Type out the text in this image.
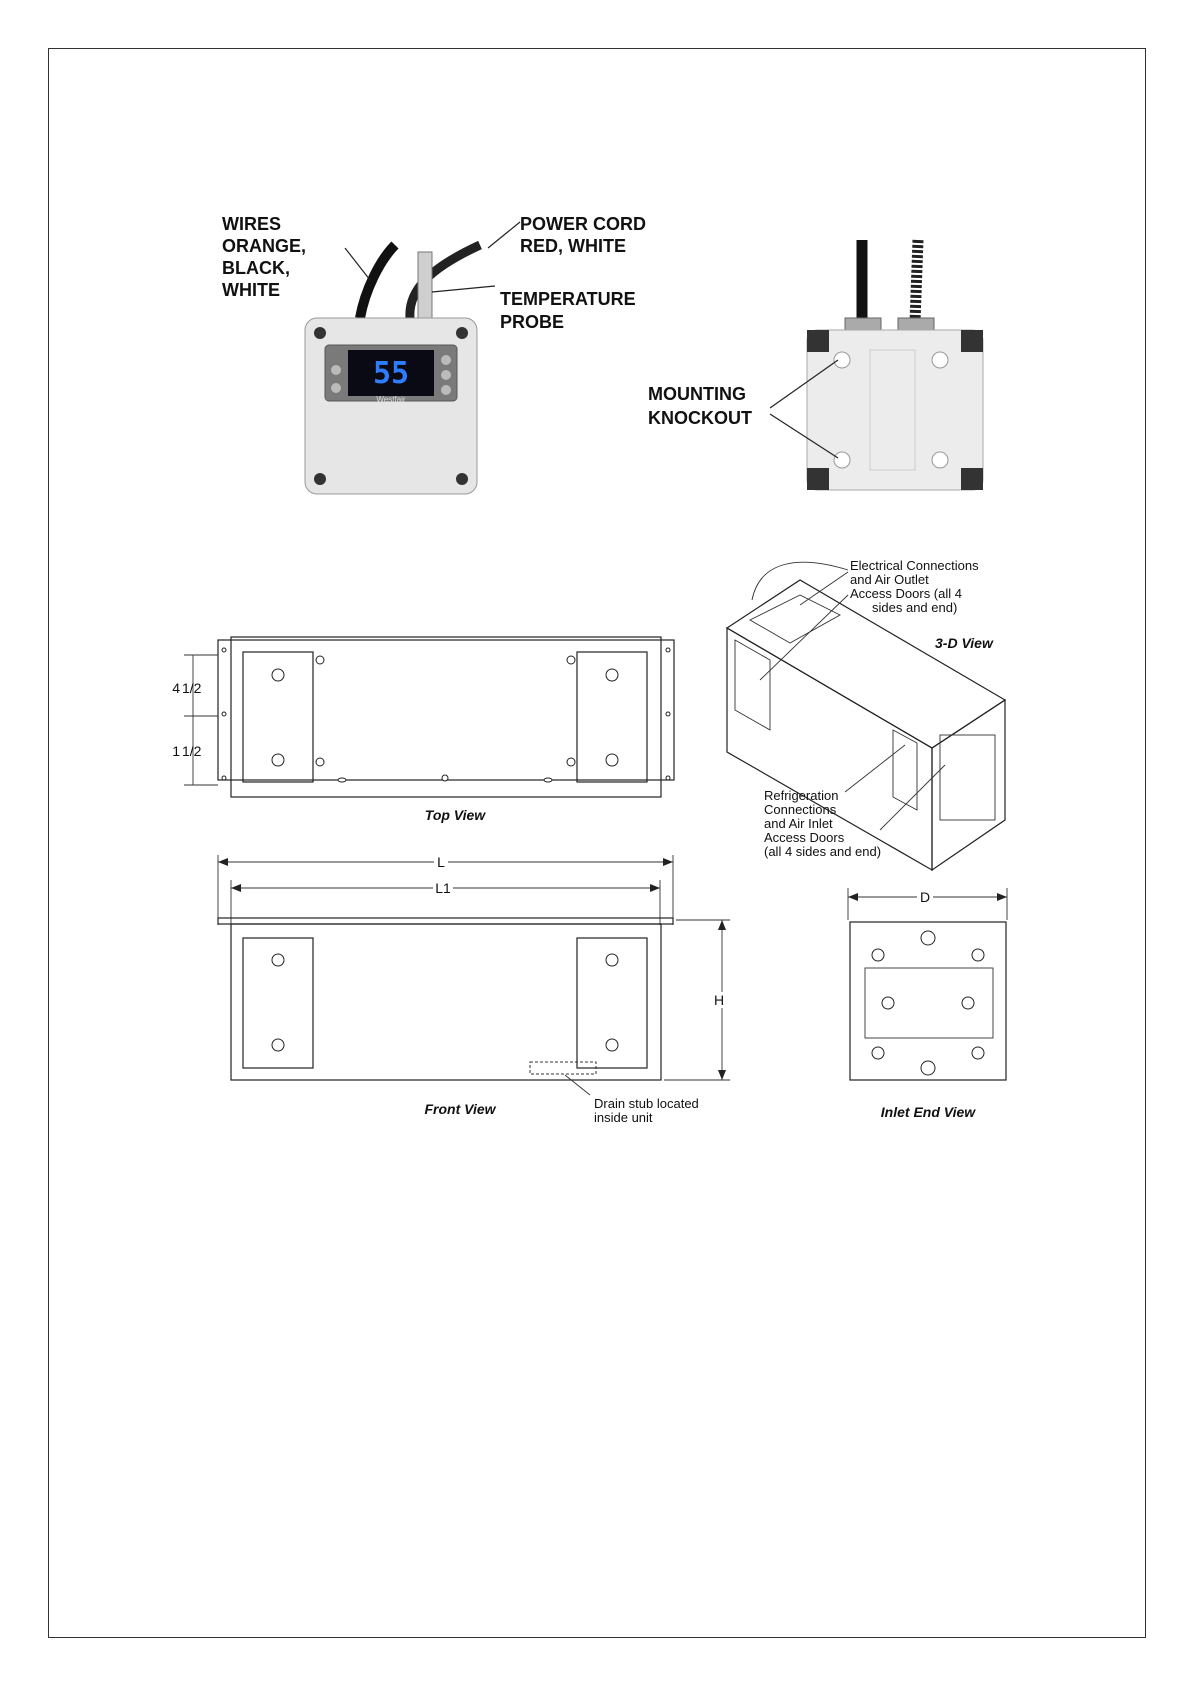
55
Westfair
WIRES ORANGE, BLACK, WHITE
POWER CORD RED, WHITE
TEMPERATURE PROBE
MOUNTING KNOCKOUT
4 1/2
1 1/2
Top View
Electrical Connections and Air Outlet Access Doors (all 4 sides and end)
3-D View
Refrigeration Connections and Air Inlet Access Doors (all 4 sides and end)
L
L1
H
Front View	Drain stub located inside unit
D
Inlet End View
▬▬▬▬▬▬▬▬▬▬
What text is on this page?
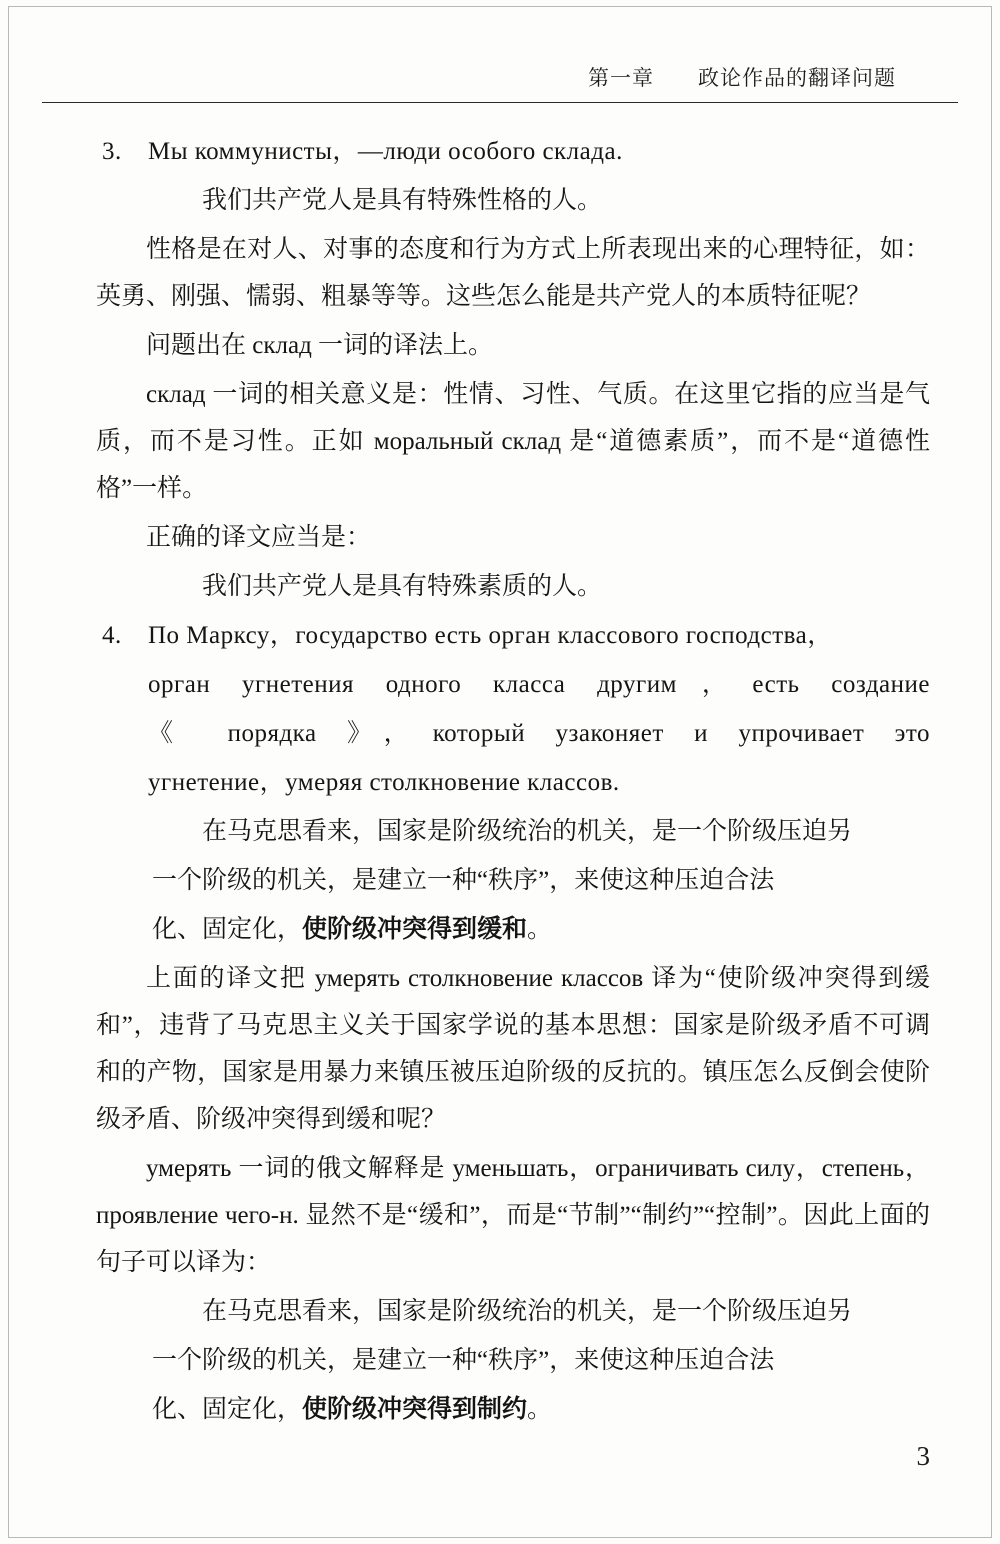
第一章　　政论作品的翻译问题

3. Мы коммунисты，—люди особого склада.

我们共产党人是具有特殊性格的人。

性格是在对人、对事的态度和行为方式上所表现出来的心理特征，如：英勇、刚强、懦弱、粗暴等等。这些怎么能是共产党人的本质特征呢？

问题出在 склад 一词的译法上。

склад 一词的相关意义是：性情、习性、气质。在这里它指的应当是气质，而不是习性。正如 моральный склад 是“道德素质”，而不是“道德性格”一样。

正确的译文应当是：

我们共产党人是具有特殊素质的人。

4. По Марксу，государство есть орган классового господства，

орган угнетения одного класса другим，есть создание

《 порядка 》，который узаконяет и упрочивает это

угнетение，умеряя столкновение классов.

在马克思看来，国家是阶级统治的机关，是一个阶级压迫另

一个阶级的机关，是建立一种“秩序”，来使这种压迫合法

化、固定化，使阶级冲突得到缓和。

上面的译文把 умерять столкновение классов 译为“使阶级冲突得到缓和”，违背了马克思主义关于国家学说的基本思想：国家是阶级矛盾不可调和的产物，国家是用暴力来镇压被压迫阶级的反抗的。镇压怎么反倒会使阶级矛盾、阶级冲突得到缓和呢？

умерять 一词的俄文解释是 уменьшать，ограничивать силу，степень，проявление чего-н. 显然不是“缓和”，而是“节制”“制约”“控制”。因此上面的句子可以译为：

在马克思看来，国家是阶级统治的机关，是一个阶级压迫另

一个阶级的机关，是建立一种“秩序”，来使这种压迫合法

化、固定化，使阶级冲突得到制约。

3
▬▬▬▬▬▬▬▬▬▬
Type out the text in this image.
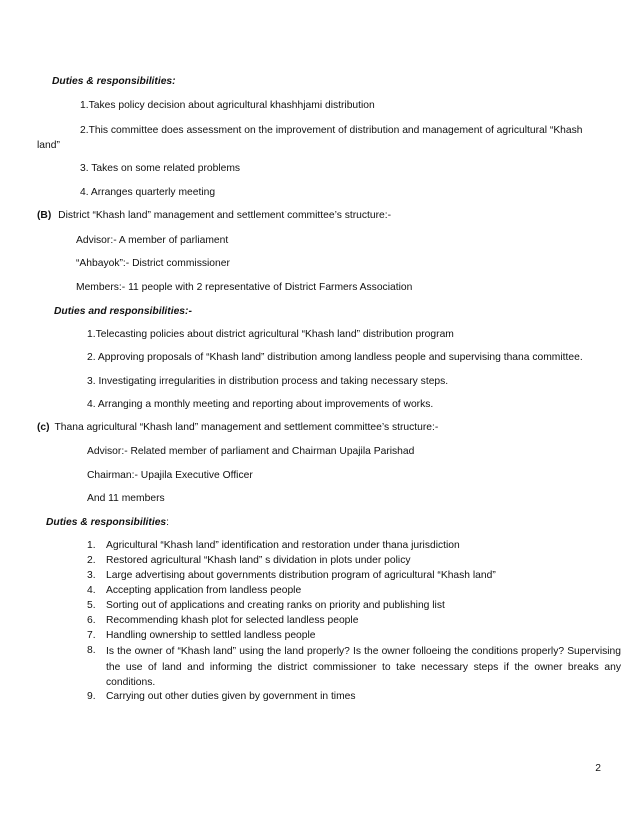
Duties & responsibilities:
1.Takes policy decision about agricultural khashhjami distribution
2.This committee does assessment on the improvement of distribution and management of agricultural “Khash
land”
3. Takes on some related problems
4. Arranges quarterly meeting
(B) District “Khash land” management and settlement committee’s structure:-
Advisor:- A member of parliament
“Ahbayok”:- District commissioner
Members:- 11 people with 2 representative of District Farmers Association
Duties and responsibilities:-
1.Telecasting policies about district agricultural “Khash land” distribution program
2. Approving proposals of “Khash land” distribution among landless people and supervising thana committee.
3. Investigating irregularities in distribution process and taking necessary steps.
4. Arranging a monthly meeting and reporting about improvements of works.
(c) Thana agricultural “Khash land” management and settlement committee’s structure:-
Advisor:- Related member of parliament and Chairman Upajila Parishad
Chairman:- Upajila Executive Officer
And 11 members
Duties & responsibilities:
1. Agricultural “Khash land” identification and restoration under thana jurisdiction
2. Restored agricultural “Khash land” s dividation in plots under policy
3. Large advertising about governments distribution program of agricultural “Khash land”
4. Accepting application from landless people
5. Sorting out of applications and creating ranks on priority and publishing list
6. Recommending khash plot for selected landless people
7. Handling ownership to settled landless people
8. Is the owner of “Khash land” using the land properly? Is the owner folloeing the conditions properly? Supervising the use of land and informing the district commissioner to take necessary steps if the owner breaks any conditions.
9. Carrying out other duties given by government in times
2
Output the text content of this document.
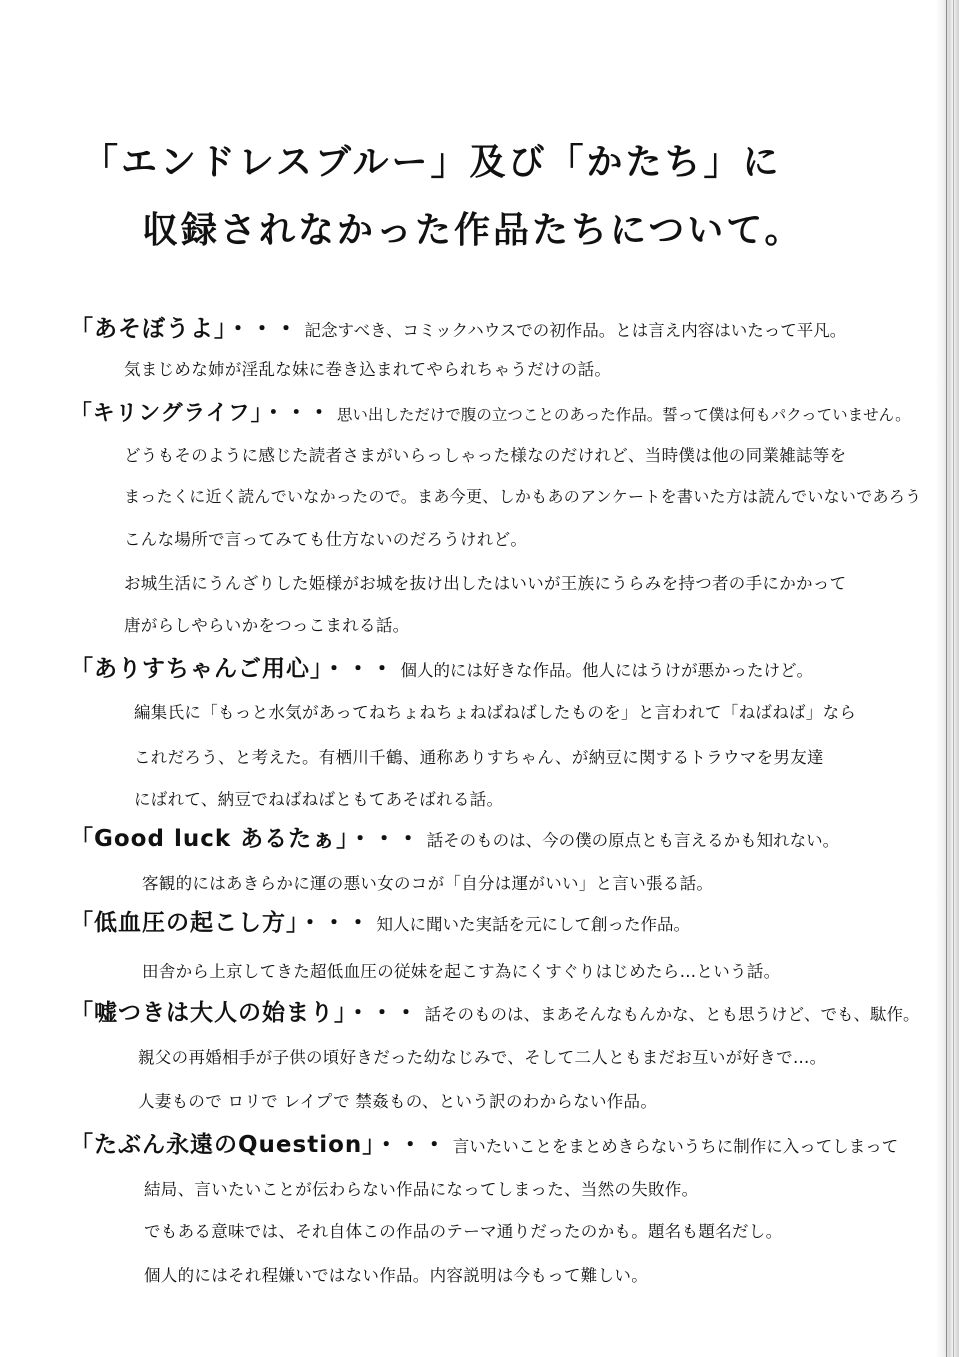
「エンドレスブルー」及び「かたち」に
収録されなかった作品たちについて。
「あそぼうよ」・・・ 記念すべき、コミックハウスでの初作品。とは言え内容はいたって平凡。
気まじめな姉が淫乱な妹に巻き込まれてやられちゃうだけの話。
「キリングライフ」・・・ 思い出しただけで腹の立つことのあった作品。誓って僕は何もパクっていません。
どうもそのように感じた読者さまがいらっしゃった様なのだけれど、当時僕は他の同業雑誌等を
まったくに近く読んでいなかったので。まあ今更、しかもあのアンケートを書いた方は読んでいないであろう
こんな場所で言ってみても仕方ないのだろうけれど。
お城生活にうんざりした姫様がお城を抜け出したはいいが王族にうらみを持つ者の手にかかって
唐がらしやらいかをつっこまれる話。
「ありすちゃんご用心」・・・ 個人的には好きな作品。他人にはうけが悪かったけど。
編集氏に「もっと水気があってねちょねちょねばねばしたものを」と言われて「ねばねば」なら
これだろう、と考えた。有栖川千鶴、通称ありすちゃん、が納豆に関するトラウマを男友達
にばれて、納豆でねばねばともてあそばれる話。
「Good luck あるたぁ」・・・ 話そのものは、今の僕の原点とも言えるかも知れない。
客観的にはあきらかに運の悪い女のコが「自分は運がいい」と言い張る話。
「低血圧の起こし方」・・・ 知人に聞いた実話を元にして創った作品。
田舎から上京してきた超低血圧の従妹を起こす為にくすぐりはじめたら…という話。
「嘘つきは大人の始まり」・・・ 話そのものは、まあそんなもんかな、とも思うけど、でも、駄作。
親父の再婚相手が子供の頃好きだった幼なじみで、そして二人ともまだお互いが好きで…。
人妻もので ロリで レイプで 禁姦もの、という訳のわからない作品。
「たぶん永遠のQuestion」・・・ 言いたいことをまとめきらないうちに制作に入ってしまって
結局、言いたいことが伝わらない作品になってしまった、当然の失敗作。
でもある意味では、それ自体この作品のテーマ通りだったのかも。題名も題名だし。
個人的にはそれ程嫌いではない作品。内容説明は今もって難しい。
▬▬▬▬▬▬▬▬▬▬
What you are asked to do:
Using the listing above, show each line holding the string "WHITE".

The answer:
WIRES ORANGE, BLACK, WHITE
POWER CORD RED, WHITE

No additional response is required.